— begin ENTRIES PROVIDED —

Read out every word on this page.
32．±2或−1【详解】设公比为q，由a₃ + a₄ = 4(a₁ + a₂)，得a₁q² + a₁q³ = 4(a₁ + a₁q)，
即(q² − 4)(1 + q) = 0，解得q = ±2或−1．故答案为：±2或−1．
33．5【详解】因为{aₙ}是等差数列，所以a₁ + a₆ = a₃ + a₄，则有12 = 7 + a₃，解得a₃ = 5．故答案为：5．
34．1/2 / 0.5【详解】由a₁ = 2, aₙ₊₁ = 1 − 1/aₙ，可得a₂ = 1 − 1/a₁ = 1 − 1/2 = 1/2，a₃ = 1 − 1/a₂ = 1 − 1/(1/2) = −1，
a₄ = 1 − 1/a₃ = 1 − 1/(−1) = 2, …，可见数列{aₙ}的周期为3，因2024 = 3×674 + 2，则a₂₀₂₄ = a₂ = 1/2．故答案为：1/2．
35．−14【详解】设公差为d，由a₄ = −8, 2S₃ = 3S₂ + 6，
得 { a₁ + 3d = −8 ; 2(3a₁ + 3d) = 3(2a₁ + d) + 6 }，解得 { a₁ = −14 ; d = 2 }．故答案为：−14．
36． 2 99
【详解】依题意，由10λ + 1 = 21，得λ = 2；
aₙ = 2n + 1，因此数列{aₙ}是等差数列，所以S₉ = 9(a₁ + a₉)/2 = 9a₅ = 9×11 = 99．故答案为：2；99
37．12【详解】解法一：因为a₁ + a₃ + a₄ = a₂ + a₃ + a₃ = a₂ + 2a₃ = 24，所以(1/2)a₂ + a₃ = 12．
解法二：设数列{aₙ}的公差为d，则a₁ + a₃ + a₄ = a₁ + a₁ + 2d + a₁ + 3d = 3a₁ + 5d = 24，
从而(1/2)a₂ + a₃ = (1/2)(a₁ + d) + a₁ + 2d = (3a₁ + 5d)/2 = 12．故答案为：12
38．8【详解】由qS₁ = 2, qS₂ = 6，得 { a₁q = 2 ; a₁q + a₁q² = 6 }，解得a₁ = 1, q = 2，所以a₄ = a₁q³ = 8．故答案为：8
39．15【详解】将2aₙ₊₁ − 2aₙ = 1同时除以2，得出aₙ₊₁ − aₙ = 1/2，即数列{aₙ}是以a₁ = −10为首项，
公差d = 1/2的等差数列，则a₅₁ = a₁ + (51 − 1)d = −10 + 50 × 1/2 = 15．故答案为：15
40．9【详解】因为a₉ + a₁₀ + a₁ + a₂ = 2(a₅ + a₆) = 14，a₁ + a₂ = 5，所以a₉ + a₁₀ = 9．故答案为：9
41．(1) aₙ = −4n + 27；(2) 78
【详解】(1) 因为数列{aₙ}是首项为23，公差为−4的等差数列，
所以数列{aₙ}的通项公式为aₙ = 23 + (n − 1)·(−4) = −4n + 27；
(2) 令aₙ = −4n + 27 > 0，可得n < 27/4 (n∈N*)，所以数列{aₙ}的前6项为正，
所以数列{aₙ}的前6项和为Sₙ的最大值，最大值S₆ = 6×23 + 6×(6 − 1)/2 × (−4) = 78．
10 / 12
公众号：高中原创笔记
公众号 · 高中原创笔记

— end ENTRIES PROVIDED —

_PROBLEM DESCRIPTION_
Identify lines with the string "a₁q³". Copy each one.

_WORKED SOLUTION_
32．±2或−1【详解】设公比为q，由a₃ + a₄ = 4(a₁ + a₂)，得a₁q² + a₁q³ = 4(a₁ + a₁q)，
38．8【详解】由qS₁ = 2, qS₂ = 6，得 { a₁q = 2 ; a₁q + a₁q² = 6 }，解得a₁ = 1, q = 2，所以a₄ = a₁q³ = 8．故答案为：8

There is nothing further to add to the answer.